**Written task:** Read through the data and report every line in which the word "профессор" occurs.
-- Start of Material for this exercise --
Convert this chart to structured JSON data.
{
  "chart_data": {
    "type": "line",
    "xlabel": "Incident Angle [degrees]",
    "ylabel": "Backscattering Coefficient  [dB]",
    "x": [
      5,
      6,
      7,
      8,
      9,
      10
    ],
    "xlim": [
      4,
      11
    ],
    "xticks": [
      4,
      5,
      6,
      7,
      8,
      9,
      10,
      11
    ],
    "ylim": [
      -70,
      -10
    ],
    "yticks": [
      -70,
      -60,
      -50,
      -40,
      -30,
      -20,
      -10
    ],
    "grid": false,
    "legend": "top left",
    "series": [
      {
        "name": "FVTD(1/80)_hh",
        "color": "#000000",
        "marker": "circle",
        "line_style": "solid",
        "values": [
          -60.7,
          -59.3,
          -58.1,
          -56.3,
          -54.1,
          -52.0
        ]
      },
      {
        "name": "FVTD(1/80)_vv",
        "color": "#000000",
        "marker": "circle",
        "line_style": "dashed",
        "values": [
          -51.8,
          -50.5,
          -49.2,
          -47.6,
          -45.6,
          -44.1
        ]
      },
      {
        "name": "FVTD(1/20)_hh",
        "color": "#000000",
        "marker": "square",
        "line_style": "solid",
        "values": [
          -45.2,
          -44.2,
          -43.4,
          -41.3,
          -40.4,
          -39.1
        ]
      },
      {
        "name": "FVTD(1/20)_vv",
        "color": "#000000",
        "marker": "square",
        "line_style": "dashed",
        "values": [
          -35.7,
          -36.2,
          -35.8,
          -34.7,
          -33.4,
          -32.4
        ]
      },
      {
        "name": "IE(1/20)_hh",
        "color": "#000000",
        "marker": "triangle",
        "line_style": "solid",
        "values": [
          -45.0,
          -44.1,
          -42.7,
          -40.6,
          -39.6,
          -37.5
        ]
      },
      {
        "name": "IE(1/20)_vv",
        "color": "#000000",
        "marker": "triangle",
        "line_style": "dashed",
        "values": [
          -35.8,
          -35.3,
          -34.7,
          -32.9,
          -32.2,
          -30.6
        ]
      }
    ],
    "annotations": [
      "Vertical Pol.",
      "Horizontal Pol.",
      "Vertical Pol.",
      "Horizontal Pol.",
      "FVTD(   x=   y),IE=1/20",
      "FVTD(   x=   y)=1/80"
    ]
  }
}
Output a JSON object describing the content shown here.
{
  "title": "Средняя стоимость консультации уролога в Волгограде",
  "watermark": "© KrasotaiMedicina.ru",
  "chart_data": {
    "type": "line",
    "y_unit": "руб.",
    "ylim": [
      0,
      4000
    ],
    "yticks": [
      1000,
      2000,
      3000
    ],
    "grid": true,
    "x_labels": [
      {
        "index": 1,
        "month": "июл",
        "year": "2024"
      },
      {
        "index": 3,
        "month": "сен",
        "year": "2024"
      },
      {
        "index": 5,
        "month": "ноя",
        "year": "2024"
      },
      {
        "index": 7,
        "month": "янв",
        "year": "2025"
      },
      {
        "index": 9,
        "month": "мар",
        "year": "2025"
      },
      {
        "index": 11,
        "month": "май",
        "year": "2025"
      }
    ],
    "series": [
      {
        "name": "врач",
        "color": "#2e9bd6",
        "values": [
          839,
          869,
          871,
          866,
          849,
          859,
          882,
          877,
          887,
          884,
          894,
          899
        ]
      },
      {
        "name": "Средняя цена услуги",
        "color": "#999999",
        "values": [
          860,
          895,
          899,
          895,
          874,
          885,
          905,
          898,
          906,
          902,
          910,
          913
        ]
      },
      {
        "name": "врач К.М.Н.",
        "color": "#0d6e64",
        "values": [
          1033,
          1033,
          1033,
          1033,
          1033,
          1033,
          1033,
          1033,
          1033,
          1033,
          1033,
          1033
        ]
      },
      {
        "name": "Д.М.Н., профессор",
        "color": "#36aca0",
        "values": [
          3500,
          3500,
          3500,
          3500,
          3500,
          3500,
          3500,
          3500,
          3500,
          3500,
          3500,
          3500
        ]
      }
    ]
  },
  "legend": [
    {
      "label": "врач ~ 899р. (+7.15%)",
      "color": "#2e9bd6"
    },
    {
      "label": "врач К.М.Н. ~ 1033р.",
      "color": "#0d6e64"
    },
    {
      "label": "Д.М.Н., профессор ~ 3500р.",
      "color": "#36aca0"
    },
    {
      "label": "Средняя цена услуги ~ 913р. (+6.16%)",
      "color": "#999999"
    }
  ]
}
-- End of Material for this exercise --
**Written response:**
        "name": "Д.М.Н., профессор",
      "label": "Д.М.Н., профессор ~ 3500р.",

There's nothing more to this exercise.